En outre on discerne en lui cet ensemble de qualités assez difficiles à énumérer qui font dire d’un homme qu’il est spirituel. Mais, de même que sa puissance nous a paru mélangée de tristesse, son esprit est caustique et mêlé d’amertume. C’est qu’il l’exerce aux dépens d’une humanité qu’il juge avec sévérité, et de fait M. Montfort est un observateur : c’est un des traits évidents de son caractère, le second qui se retrouve dans ses ouvrages. De même qu’il y a différentes qualités d’observation, il y a des façons bien diverses de se montrer observateur. L’un porte son attention sur les mœurs et note comment leurs incessantes transformations se combinent avec ce qu’elles conservent de permanent ; l’autre fait une étude des travers de l’esprit ; un troisième étudie les mouvements du cœur, comment ils se développent — et démonte les ressorts cachés des caractères qu’un autre fait sentir en exposant uniquement des apparences extérieures. Chacun, s’il est doué de cette précieuse faculté sans laquelle nulle activité esthétique n’est possible — et qui est l’antique Mnémosyne elle-même mère des Muses — récolte à tout instant les éléments de ses ouvrages. La façon dont il les met en œuvre ne varie pas moins que le soin qui les lui fait choisir. Tel observateur devient un caricaturiste, quand son voisin, sans être plus pénétrant, passe pour portraitiste rigoureux et véridique, Celui-ci se hausse jusqu’à l’histoire, celui-là demeure anecdotier, Balzac entasse tous ses matériaux comme un peintre qui commencerait par dessiner le squelette d’un personnage sur le portrait terminé duquel on distinguera le motif des dentelles qui ornent le costume et jusqu’au armoiries brodées sur le mouchoir. Jules Renard, à l’opposé, avec un choix d’une extrême exigence, ne pose qu’une touche, n’inscrit qu’un geste, n’enregistre qu’un mot ou qu’une riposte, et le personnage s’anime à nos yeux d’une vie inoubliable.

C’est par le dehors que M. Montfort présente les réalités qu’il a découvertes et étreintes. Ce qui l’intéresse dans l’homme, c’est comme il se manifeste, comme il entre en contact avec les événements, comme il les subit ou réagit contre eux. Sans exagération romantique, sans parti pris pittoresque, sans dessein de surprendre ou d’étonner, il note avec exactitude et justesse mesurée. Sa vision est d’une extrême acuité ; la curiosité du détail caractéristique ne l’empêche pas de toucher la réalité profonde. Observer est en quelque sorte chez lui l’instinct de l’intelligence, et ceux de ses livres qui sont de pure observation — tel le Brigadier Triboulère — proposent un savoureux divertissement. Il sait, dans une note, enfermer le frémissement d’une seconde de vie 92, et restituer à nos yeux la vie dans sa simplicité : dans sa pauvre laideur aussi bien que dans sa plus opulente beauté.

Série de consignes:
1. Selon l'extrait sur M. Montfort, pourquoi son esprit est-il « caustique et mêlé d'amertume » ? Répondez en une à trois phrases.
2. Poursuivez l'extrait sur M. Montfort après sa dernière phrase.

(Listes d'éléments et de leurs cadres)
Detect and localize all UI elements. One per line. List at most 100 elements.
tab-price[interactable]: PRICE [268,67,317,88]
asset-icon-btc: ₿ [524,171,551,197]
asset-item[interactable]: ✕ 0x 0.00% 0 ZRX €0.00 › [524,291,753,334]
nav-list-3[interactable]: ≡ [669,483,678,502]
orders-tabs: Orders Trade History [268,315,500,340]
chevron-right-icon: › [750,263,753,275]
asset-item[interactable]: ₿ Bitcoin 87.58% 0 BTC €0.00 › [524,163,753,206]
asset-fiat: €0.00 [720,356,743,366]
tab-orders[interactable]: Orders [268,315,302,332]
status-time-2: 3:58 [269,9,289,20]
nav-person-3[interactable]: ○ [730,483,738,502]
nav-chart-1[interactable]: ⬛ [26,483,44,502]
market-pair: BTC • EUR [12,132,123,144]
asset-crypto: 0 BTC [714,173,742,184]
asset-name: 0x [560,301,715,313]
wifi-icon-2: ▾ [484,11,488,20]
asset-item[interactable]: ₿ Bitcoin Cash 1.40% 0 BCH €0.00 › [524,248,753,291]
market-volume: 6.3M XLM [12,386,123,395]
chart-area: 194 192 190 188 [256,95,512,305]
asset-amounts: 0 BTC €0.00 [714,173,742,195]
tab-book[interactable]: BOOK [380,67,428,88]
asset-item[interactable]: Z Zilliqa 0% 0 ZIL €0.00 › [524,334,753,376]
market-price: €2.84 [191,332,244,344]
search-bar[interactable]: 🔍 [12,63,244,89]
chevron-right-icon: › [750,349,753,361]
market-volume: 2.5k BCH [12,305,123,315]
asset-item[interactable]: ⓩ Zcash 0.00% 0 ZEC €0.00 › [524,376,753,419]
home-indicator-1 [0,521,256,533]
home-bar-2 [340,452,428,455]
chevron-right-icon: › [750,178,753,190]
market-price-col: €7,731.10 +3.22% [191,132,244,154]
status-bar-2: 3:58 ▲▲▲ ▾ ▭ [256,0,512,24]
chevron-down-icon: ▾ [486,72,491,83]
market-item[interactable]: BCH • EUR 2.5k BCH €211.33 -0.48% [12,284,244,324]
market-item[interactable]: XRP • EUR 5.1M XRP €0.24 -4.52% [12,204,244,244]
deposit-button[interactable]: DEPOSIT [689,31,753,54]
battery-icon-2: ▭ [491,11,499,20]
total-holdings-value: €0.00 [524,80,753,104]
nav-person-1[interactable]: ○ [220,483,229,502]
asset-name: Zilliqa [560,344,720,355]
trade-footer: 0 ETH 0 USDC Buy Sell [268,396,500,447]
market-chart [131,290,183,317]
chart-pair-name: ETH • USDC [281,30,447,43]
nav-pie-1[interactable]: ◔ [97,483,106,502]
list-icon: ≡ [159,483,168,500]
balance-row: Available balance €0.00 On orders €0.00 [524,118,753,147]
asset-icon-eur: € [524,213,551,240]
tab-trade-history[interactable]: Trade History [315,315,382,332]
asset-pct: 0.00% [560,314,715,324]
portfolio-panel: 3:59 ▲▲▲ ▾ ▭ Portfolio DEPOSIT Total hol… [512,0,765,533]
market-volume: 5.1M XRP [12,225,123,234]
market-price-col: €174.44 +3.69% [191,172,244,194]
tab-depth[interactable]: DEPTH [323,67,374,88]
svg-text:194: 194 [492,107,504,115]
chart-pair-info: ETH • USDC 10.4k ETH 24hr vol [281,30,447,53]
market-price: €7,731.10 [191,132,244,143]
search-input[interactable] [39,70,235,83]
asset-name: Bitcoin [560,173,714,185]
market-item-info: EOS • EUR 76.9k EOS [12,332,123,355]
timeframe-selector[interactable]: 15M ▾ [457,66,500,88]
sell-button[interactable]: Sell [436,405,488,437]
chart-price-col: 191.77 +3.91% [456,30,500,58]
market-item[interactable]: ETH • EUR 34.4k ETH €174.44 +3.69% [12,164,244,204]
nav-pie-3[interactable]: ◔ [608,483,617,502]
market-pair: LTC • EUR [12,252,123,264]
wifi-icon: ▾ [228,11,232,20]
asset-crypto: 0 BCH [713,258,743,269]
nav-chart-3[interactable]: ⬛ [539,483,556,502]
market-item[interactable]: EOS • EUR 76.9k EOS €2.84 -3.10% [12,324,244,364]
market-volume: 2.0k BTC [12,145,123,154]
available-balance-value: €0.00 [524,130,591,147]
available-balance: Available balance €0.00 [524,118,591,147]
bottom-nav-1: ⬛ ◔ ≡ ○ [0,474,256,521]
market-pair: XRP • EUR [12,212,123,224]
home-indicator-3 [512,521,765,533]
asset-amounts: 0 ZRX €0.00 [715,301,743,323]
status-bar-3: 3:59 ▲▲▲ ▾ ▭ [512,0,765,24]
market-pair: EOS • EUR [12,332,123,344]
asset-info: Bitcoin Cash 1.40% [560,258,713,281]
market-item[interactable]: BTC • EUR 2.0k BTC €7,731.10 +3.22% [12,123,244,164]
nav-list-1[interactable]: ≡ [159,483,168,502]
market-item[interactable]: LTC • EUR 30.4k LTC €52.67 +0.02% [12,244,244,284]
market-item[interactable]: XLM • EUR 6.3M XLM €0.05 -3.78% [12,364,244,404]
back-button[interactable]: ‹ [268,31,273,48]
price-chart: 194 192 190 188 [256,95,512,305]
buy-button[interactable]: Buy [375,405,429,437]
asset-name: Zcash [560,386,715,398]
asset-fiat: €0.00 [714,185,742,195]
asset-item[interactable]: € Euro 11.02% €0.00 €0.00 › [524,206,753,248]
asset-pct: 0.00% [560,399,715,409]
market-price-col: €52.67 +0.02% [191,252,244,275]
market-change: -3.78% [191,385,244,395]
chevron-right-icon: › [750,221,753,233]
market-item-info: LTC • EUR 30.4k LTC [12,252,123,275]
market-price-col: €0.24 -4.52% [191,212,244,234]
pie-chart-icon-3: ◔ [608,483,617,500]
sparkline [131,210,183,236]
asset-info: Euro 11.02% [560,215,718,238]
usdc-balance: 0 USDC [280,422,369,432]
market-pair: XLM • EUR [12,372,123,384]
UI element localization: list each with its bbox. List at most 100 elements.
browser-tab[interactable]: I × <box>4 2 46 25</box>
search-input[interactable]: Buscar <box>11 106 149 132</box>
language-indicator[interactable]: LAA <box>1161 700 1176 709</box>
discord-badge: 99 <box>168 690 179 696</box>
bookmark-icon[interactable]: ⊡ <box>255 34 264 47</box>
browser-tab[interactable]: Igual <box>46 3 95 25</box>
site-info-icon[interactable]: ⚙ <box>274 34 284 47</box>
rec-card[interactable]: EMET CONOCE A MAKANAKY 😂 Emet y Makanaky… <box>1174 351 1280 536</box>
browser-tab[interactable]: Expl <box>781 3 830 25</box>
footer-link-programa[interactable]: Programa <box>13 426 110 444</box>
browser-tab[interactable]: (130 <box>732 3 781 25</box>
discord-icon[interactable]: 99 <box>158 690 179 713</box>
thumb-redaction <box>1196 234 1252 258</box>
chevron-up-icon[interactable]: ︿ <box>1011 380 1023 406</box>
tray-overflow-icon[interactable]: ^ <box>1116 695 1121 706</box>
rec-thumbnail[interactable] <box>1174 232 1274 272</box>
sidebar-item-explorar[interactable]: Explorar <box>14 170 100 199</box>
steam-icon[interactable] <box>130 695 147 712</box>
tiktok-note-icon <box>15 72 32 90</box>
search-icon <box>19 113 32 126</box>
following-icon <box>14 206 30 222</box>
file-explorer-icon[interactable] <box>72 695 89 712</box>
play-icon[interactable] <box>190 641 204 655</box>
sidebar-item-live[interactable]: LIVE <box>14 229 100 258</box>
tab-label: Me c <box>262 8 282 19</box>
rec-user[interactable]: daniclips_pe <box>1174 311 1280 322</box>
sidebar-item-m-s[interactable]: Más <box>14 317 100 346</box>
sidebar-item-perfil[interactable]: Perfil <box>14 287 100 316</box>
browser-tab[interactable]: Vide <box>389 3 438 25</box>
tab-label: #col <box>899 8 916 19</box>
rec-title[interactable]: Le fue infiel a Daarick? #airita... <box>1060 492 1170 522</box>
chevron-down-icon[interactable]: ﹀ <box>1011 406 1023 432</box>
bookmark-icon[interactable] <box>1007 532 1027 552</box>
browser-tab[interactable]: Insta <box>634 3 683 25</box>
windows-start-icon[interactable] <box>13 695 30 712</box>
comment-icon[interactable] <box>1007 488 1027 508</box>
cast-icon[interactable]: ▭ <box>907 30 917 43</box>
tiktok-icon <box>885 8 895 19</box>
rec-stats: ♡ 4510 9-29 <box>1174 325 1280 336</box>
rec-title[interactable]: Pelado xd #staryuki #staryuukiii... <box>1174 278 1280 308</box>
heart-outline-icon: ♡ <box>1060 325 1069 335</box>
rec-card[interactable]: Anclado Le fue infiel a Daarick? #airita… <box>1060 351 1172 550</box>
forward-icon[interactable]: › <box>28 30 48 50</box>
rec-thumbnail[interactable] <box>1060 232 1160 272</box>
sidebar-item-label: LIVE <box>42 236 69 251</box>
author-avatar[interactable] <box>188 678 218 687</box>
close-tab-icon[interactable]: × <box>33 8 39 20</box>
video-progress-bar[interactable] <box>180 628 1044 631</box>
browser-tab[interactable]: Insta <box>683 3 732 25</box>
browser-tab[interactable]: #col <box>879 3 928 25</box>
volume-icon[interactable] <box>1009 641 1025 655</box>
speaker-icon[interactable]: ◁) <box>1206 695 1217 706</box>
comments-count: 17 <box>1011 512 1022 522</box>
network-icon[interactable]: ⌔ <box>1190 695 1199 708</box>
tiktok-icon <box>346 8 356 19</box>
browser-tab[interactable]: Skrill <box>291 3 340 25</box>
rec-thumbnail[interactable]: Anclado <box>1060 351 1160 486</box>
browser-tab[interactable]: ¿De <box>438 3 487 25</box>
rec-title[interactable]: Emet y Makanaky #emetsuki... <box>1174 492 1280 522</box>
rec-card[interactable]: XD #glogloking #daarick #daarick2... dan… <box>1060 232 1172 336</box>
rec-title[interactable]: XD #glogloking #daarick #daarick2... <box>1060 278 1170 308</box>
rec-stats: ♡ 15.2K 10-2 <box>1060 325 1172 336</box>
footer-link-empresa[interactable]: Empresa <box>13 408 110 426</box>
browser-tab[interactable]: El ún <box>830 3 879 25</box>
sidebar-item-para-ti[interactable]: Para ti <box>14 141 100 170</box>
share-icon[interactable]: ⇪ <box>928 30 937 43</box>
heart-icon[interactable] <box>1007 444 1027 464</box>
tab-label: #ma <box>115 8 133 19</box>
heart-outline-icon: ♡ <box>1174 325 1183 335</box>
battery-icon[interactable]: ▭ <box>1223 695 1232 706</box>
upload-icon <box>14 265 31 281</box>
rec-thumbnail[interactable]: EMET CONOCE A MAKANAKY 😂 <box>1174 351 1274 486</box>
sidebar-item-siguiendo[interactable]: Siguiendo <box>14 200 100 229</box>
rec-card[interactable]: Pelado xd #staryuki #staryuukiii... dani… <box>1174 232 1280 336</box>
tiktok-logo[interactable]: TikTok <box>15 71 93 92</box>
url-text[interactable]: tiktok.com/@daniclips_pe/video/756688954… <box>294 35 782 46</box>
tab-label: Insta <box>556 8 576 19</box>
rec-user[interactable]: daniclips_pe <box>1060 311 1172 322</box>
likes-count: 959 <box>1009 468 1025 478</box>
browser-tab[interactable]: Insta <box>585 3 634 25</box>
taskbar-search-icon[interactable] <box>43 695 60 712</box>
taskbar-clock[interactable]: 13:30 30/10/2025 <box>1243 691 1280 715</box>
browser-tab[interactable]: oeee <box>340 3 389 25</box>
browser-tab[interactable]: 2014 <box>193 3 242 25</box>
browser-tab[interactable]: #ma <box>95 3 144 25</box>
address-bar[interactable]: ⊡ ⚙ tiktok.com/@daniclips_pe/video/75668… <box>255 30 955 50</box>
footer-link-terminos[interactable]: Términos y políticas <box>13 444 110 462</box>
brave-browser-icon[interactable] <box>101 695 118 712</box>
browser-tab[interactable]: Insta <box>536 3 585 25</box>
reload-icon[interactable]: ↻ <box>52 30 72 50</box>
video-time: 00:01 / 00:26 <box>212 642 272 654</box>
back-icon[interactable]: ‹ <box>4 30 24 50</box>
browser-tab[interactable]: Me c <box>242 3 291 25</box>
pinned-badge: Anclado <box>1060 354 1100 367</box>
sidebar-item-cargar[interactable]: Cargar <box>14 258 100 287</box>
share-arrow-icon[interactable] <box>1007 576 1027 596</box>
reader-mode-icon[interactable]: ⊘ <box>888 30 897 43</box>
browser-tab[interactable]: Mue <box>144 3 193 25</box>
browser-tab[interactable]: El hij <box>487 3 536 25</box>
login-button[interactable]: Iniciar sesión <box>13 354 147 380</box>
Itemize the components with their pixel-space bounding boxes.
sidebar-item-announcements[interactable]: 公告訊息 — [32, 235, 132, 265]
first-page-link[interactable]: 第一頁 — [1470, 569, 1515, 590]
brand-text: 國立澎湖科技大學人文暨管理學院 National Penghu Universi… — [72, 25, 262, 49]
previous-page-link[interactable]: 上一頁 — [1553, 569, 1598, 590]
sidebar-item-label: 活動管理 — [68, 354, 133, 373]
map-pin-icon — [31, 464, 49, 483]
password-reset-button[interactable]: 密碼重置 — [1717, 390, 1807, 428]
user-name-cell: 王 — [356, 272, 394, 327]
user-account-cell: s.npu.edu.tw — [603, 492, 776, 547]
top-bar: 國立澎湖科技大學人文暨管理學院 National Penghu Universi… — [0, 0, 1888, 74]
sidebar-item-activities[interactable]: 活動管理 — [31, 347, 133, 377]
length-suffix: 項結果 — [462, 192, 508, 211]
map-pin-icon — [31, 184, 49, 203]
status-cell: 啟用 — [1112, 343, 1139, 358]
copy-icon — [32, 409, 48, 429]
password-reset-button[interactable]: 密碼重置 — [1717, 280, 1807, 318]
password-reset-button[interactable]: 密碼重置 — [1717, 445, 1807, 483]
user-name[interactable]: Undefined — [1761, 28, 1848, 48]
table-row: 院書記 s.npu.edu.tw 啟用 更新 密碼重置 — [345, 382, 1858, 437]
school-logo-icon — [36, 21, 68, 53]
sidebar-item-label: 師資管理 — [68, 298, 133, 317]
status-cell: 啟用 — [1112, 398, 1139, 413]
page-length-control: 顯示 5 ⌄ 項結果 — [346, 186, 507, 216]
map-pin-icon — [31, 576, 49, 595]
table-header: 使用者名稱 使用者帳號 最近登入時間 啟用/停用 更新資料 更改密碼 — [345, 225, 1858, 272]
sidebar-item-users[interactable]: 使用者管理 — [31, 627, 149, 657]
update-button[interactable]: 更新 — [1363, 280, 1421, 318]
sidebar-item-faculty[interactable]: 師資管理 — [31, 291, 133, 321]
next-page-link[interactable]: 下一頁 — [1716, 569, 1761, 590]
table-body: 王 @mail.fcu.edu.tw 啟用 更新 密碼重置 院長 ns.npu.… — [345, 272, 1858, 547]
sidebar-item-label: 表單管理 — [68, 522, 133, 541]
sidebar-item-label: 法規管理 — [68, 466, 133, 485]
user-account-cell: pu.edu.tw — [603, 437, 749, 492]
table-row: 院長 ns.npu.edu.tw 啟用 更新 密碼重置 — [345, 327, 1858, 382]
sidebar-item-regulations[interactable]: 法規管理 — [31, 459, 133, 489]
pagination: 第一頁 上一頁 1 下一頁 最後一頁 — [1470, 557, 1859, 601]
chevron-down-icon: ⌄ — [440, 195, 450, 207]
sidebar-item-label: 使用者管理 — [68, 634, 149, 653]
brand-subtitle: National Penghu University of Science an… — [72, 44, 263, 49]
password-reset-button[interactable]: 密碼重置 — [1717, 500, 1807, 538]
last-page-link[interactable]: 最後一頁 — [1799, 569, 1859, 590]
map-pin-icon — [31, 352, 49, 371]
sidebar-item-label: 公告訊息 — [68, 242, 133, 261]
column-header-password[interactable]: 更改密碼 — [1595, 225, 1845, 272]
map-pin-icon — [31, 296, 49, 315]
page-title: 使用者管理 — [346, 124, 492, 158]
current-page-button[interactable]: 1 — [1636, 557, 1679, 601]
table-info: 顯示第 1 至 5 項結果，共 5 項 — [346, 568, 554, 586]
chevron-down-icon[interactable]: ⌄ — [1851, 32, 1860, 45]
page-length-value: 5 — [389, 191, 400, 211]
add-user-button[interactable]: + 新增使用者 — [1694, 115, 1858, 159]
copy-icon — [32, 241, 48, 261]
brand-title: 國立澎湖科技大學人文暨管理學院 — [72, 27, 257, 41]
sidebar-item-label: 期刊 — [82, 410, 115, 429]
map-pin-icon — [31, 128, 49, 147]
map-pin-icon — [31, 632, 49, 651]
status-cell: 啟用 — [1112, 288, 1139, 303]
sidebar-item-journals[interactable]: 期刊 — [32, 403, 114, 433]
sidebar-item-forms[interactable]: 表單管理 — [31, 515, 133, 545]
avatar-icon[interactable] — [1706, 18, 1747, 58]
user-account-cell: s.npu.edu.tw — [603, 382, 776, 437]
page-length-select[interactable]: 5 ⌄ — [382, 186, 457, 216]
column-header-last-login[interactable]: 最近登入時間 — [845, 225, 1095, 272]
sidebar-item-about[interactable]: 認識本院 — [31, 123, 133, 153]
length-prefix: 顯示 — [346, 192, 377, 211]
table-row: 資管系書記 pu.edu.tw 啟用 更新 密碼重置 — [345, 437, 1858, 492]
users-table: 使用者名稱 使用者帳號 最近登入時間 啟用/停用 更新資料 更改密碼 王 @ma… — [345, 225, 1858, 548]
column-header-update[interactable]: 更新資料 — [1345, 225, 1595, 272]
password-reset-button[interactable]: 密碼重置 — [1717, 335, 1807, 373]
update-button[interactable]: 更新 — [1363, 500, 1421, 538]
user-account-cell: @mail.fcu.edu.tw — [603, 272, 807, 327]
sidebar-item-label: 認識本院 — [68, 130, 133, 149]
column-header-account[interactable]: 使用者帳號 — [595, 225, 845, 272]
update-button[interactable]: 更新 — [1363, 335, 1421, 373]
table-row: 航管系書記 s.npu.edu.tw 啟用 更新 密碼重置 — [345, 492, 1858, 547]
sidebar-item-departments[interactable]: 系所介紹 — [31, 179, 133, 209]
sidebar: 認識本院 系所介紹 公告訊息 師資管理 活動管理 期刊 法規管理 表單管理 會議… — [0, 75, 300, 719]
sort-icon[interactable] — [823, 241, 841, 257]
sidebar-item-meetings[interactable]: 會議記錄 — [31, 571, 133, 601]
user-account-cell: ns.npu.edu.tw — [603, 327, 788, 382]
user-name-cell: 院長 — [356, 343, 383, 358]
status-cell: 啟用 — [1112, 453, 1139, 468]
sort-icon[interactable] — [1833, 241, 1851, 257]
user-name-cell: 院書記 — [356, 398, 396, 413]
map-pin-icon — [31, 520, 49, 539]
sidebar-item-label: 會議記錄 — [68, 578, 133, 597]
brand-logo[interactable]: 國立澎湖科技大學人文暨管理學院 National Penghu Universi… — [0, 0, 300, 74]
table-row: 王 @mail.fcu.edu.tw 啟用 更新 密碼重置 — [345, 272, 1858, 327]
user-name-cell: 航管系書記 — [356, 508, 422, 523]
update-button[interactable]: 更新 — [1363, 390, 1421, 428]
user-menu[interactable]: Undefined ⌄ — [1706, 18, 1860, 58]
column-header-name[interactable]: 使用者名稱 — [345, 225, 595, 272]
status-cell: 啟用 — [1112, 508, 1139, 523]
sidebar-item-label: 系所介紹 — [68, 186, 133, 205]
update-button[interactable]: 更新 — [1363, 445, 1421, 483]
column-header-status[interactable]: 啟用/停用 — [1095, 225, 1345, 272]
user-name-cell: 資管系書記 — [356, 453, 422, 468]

Résultats:
1. Son esprit est caustique et amer parce qu'il l'exerce aux dépens d'une humanité qu'il juge avec sévérité. M. Montfort est en effet un observateur, et c'est un des traits évidents de son caractère.

2.
Mais quand il s’agit d’utiliser la moisson de notes qu’il a rassemblée, on le voit redevenir sûr critique de lui-même.

Quelle que soit la qualité de ses observations, il ne considère jamais qu’une pure notation puisse être sa fin à elle-même. Il n’a rien d’un impressionniste, ne se croit pas tenu de tirer un parti esthétique de toutes ses remarques, et critique même avec vivacité les auteurs qui veulent, comme les Goncourt, placer toutes leurs notes dans leurs romans .

Lui, sait faire le sacrifice de ce qui ne s’ajuste pas exactement au cadre de son ouvrage. Contrairement à cet écrivain qui parvient à faire rentrer un voyage en Argentine avec les deux traversées d’aller et de retour dans le scénario d’un roman psychologique fort délicat par ailleurs, et qui se passe dans l’Île-de-France93, il préféra laisser dans ses carnets tout ce qui ne peut nettement concourir à l’effet artistique qu’il se propose. Pense-t-on qu’avec un peu d’efforts il n’aurait pu adapter à la Turque ce qui fait la matière de Montmartre et les Boulevards, à tel de ses romans méditerranéens, les impressions de voyage dont se compose de Messine à Cadix ?

Il n’a point de pareilles complaisances pour lui-même ; il se refuse à encombrer ses œuvres, quand bien même il pourrait par ce moyen rendre un témoignage évident à cet amour passionné qu’il ressent pour la vie, pour toutes ses manifestations, et qui se trouve être le dernier des traits de son caractère que nous voulions indiquer.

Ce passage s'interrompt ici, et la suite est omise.